══ Records for the exercise ══

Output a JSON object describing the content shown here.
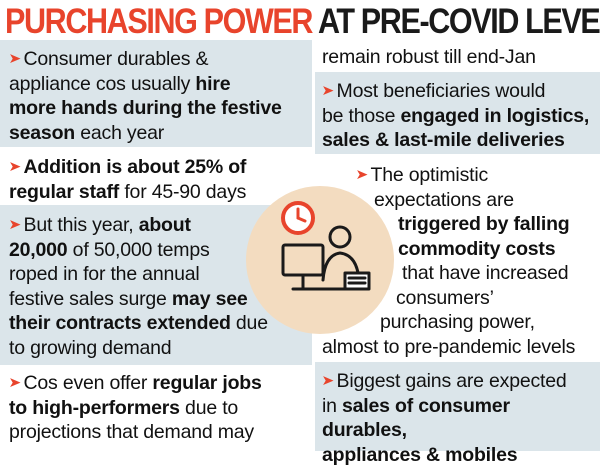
{
  "title": {
    "part1": "PURCHASING POWER",
    "part2": "AT PRE-COVID LEVEL"
  },
  "colors": {
    "accent": "#e8442c",
    "panel": "#dbe5ea",
    "text": "#111111",
    "illustration": "#f3dcc0"
  },
  "left": {
    "p1": {
      "a": "Consumer durables &",
      "b": "appliance cos usually ",
      "c": "hire",
      "d": "more hands during the festive",
      "e": "season",
      "f": " each year"
    },
    "p2": {
      "a": "Addition is about 25% of",
      "b": "regular staff",
      "c": " for 45-90 days"
    },
    "p3": {
      "a": "But this year, ",
      "b": "about",
      "c": "20,000",
      "d": " of 50,000 temps",
      "e": "roped in for the annual",
      "f": "festive sales surge ",
      "g": "may see",
      "h": "their contracts extended",
      "i": " due",
      "j": "to growing demand"
    },
    "p4": {
      "a": "Cos even offer ",
      "b": "regular jobs",
      "c": "to high-performers",
      "d": " due to",
      "e": "projections that demand may"
    }
  },
  "right": {
    "p1": {
      "a": "remain robust till end-Jan"
    },
    "p2": {
      "a": "Most beneficiaries would",
      "b": "be those ",
      "c": "engaged in logistics,",
      "d": "sales & last-mile deliveries"
    },
    "p3": {
      "a": "The optimistic",
      "b": "expectations are",
      "c": "triggered by falling",
      "d": "commodity costs",
      "e": "that have increased",
      "f": "consumers’",
      "g": "purchasing power,",
      "h": "almost to pre-pandemic levels"
    },
    "p4": {
      "a": "Biggest gains are expected",
      "b": "in ",
      "c": "sales of consumer durables,",
      "d": "appliances & mobiles"
    }
  },
  "illustration": {
    "icons": [
      "clock-icon",
      "worker-at-computer-icon"
    ]
  }
}
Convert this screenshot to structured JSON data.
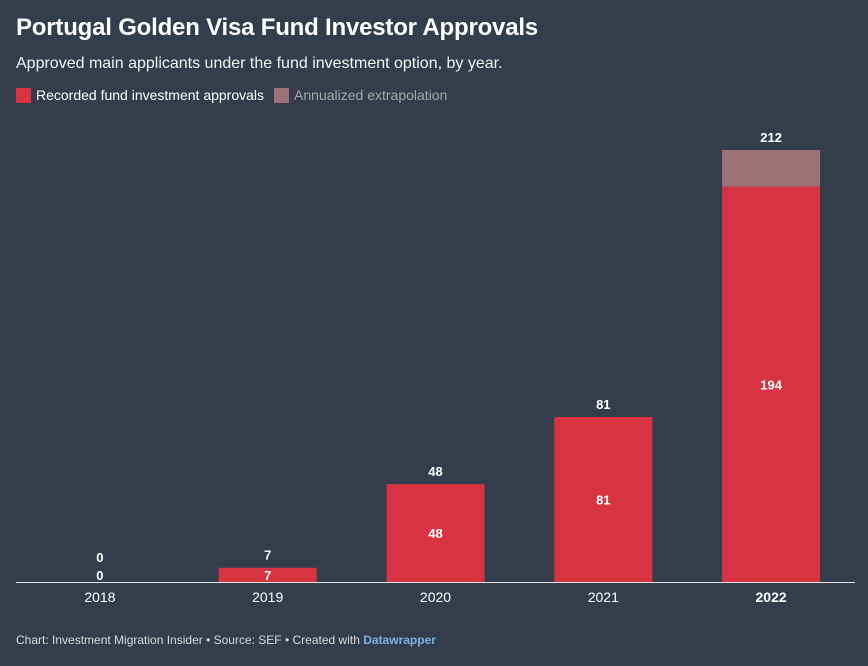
{
  "header": {
    "title": "Portugal Golden Visa Fund Investor Approvals",
    "subtitle": "Approved main applicants under the fund investment option, by year."
  },
  "legend": [
    {
      "label": "Recorded fund investment approvals",
      "color": "#d83341"
    },
    {
      "label": "Annualized extrapolation",
      "color": "#9c7278"
    }
  ],
  "chart_data": {
    "type": "bar",
    "stacked": true,
    "categories": [
      "2018",
      "2019",
      "2020",
      "2021",
      "2022"
    ],
    "series": [
      {
        "name": "Recorded fund investment approvals",
        "values": [
          0,
          7,
          48,
          81,
          194
        ],
        "color": "#d83341"
      },
      {
        "name": "Annualized extrapolation",
        "values": [
          0,
          0,
          0,
          0,
          18
        ],
        "color": "#9c7278"
      }
    ],
    "totals": [
      0,
      7,
      48,
      81,
      212
    ],
    "highlight_category": "2022",
    "ylim": [
      0,
      212
    ],
    "grid": false
  },
  "footer": {
    "prefix": "Chart: Investment Migration Insider • Source: SEF • Created with ",
    "link": "Datawrapper"
  }
}
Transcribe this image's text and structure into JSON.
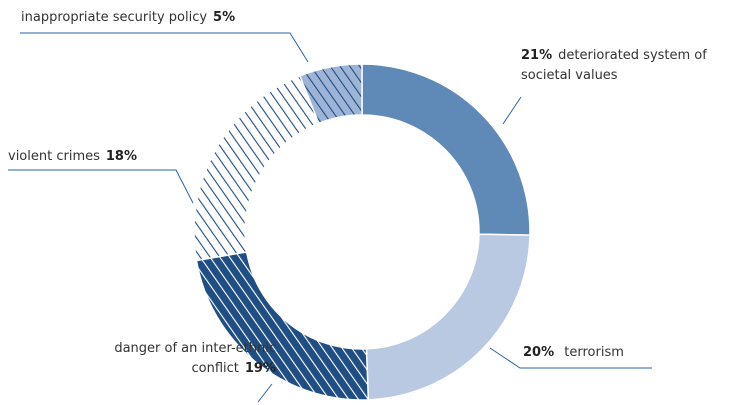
{
  "chart_data": {
    "type": "donut",
    "categories": [
      "deteriorated system of societal values",
      "terrorism",
      "danger of an inter-ethnic conflict",
      "violent crimes",
      "inappropriate security policy"
    ],
    "values": [
      21,
      20,
      19,
      18,
      5
    ],
    "value_labels": [
      "21%",
      "20%",
      "19%",
      "18%",
      "5%"
    ],
    "colors": [
      "#5f8ab8",
      "#b8c9e1",
      "#1f4e84",
      "#ffffff",
      "#9db4d6"
    ],
    "hatched": [
      false,
      false,
      true,
      true,
      true
    ],
    "hatch_colors": [
      null,
      null,
      "#ffffff",
      "#1f4e84",
      "#1f4e84"
    ]
  }
}
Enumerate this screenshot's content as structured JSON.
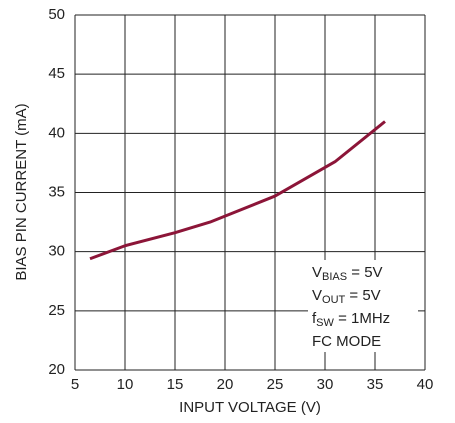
{
  "chart_data": {
    "type": "line",
    "xlabel": "INPUT VOLTAGE (V)",
    "ylabel": "BIAS PIN CURRENT (mA)",
    "x": [
      6.5,
      10,
      15,
      18.5,
      20,
      25,
      31,
      36
    ],
    "series": [
      {
        "color": "#8c1538",
        "values": [
          29.4,
          30.5,
          31.6,
          32.5,
          33,
          34.7,
          37.6,
          41
        ]
      }
    ],
    "xlim": [
      5,
      40
    ],
    "xticks": [
      5,
      10,
      15,
      20,
      25,
      30,
      35,
      40
    ],
    "ylim": [
      20,
      50
    ],
    "yticks": [
      20,
      25,
      30,
      35,
      40,
      45,
      50
    ],
    "grid": true,
    "annotations": [
      [
        "V",
        "BIAS",
        " = 5V"
      ],
      [
        "V",
        "OUT",
        " = 5V"
      ],
      [
        "f",
        "SW",
        " = 1MHz"
      ],
      [
        "FC MODE"
      ]
    ]
  }
}
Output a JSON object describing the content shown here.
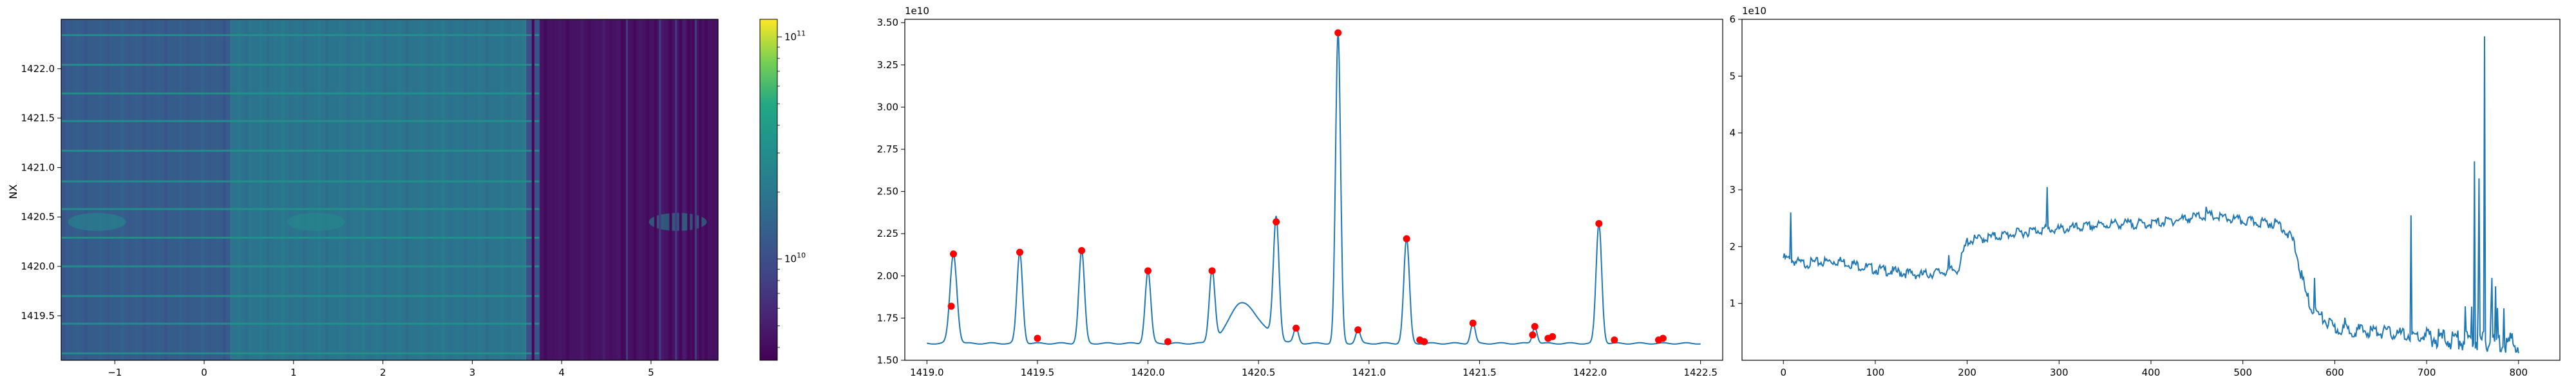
{
  "chart_data": [
    {
      "type": "heatmap",
      "title": "",
      "xlabel": "",
      "ylabel": "NX",
      "xlim": [
        -1.6,
        5.75
      ],
      "ylim": [
        1419.05,
        1422.5
      ],
      "x_ticks": [
        -1,
        0,
        1,
        2,
        3,
        4,
        5
      ],
      "x_tick_labels": [
        "−1",
        "0",
        "1",
        "2",
        "3",
        "4",
        "5"
      ],
      "y_ticks": [
        1419.5,
        1420.0,
        1420.5,
        1421.0,
        1421.5,
        1422.0
      ],
      "y_tick_labels": [
        "1419.5",
        "1420.0",
        "1420.5",
        "1421.0",
        "1421.5",
        "1422.0"
      ],
      "colormap": "viridis",
      "colorbar": {
        "scale": "log",
        "range": [
          3500000000.0,
          120000000000.0
        ],
        "tick_labels": [
          {
            "base": "10",
            "exp": "10"
          },
          {
            "base": "10",
            "exp": "11"
          }
        ],
        "tick_values": [
          10000000000.0,
          100000000000.0
        ]
      },
      "column_profile": [
        {
          "x_from": -1.6,
          "x_to": 0.3,
          "level": 0.36
        },
        {
          "x_from": 0.3,
          "x_to": 3.6,
          "level": 0.48
        },
        {
          "x_from": 3.6,
          "x_to": 3.75,
          "level": 0.3
        },
        {
          "x_from": 3.75,
          "x_to": 5.75,
          "level": 0.06
        }
      ],
      "bright_rows": [
        1419.12,
        1419.42,
        1419.7,
        1420.0,
        1420.29,
        1420.58,
        1420.86,
        1421.17,
        1421.47,
        1421.75,
        1422.04,
        1422.34
      ],
      "dark_stripes": [
        3.68,
        4.68,
        4.82,
        5.05,
        5.22,
        5.33,
        5.42,
        5.48,
        5.55
      ]
    },
    {
      "type": "line",
      "title": "",
      "xlabel": "",
      "ylabel": "",
      "y_offset_label": {
        "base": "1e10"
      },
      "xlim": [
        1418.9,
        1422.6
      ],
      "ylim": [
        1.5,
        3.52
      ],
      "x_ticks": [
        1419.0,
        1419.5,
        1420.0,
        1420.5,
        1421.0,
        1421.5,
        1422.0,
        1422.5
      ],
      "x_tick_labels": [
        "1419.0",
        "1419.5",
        "1420.0",
        "1420.5",
        "1421.0",
        "1421.5",
        "1422.0",
        "1422.5"
      ],
      "y_ticks": [
        1.5,
        1.75,
        2.0,
        2.25,
        2.5,
        2.75,
        3.0,
        3.25,
        3.5
      ],
      "y_tick_labels": [
        "1.50",
        "1.75",
        "2.00",
        "2.25",
        "2.50",
        "2.75",
        "3.00",
        "3.25",
        "3.50"
      ],
      "series_color": "#1f77b4",
      "baseline": 1.6,
      "x_range": [
        1419.0,
        1422.5
      ],
      "peaks": [
        {
          "x": 1419.12,
          "y": 2.13,
          "w": 0.022
        },
        {
          "x": 1419.42,
          "y": 2.14,
          "w": 0.018
        },
        {
          "x": 1419.7,
          "y": 2.15,
          "w": 0.018
        },
        {
          "x": 1420.0,
          "y": 2.03,
          "w": 0.018
        },
        {
          "x": 1420.29,
          "y": 2.03,
          "w": 0.018
        },
        {
          "x": 1420.58,
          "y": 2.32,
          "w": 0.018
        },
        {
          "x": 1420.86,
          "y": 3.44,
          "w": 0.016
        },
        {
          "x": 1421.17,
          "y": 2.22,
          "w": 0.018
        },
        {
          "x": 1422.04,
          "y": 2.31,
          "w": 0.018
        },
        {
          "x": 1421.47,
          "y": 1.72,
          "w": 0.015
        },
        {
          "x": 1421.75,
          "y": 1.7,
          "w": 0.015
        },
        {
          "x": 1420.67,
          "y": 1.69,
          "w": 0.015
        },
        {
          "x": 1420.95,
          "y": 1.68,
          "w": 0.015
        }
      ],
      "bump": {
        "x": 1420.42,
        "y": 1.84,
        "w": 0.09
      },
      "markers": [
        {
          "x": 1419.11,
          "y": 1.82
        },
        {
          "x": 1419.12,
          "y": 2.13
        },
        {
          "x": 1419.42,
          "y": 2.14
        },
        {
          "x": 1419.5,
          "y": 1.63
        },
        {
          "x": 1419.7,
          "y": 2.15
        },
        {
          "x": 1420.0,
          "y": 2.03
        },
        {
          "x": 1420.09,
          "y": 1.61
        },
        {
          "x": 1420.29,
          "y": 2.03
        },
        {
          "x": 1420.58,
          "y": 2.32
        },
        {
          "x": 1420.67,
          "y": 1.69
        },
        {
          "x": 1420.86,
          "y": 3.44
        },
        {
          "x": 1420.95,
          "y": 1.68
        },
        {
          "x": 1421.17,
          "y": 2.22
        },
        {
          "x": 1421.23,
          "y": 1.62
        },
        {
          "x": 1421.25,
          "y": 1.61
        },
        {
          "x": 1421.47,
          "y": 1.72
        },
        {
          "x": 1421.74,
          "y": 1.65
        },
        {
          "x": 1421.75,
          "y": 1.7
        },
        {
          "x": 1421.81,
          "y": 1.63
        },
        {
          "x": 1421.83,
          "y": 1.64
        },
        {
          "x": 1422.04,
          "y": 2.31
        },
        {
          "x": 1422.11,
          "y": 1.62
        },
        {
          "x": 1422.31,
          "y": 1.62
        },
        {
          "x": 1422.33,
          "y": 1.63
        }
      ],
      "marker_color": "#ff0000"
    },
    {
      "type": "line",
      "title": "",
      "xlabel": "",
      "ylabel": "",
      "y_offset_label": {
        "base": "1e10"
      },
      "xlim": [
        -45,
        845
      ],
      "ylim": [
        0,
        6
      ],
      "x_ticks": [
        0,
        100,
        200,
        300,
        400,
        500,
        600,
        700,
        800
      ],
      "x_tick_labels": [
        "0",
        "100",
        "200",
        "300",
        "400",
        "500",
        "600",
        "700",
        "800"
      ],
      "y_ticks": [
        1,
        2,
        3,
        4,
        5,
        6
      ],
      "y_tick_labels": [
        "1",
        "2",
        "3",
        "4",
        "5",
        "6"
      ],
      "series_color": "#1f77b4",
      "envelope": [
        [
          0,
          1.8
        ],
        [
          20,
          1.7
        ],
        [
          60,
          1.75
        ],
        [
          100,
          1.6
        ],
        [
          150,
          1.5
        ],
        [
          190,
          1.6
        ],
        [
          200,
          2.1
        ],
        [
          240,
          2.2
        ],
        [
          280,
          2.3
        ],
        [
          300,
          2.3
        ],
        [
          360,
          2.4
        ],
        [
          400,
          2.4
        ],
        [
          460,
          2.55
        ],
        [
          500,
          2.45
        ],
        [
          540,
          2.4
        ],
        [
          555,
          2.1
        ],
        [
          568,
          1.2
        ],
        [
          575,
          0.9
        ],
        [
          600,
          0.55
        ],
        [
          650,
          0.5
        ],
        [
          700,
          0.4
        ],
        [
          740,
          0.35
        ],
        [
          800,
          0.3
        ]
      ],
      "spikes": [
        {
          "x": 8,
          "y": 2.6
        },
        {
          "x": 180,
          "y": 1.85
        },
        {
          "x": 287,
          "y": 3.05
        },
        {
          "x": 460,
          "y": 2.7
        },
        {
          "x": 578,
          "y": 1.45
        },
        {
          "x": 611,
          "y": 0.75
        },
        {
          "x": 683,
          "y": 2.55
        },
        {
          "x": 752,
          "y": 3.5
        },
        {
          "x": 757,
          "y": 3.2
        },
        {
          "x": 763,
          "y": 5.7
        },
        {
          "x": 771,
          "y": 1.45
        },
        {
          "x": 775,
          "y": 1.3
        }
      ]
    }
  ]
}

═══

◆ Task details
Pick out and copy the lines of the entries that hold the string "screenshot".

◆ Finished task
Convert this screenshot to structured JSON data.
Enumerate this screenshot's content as structured JSON.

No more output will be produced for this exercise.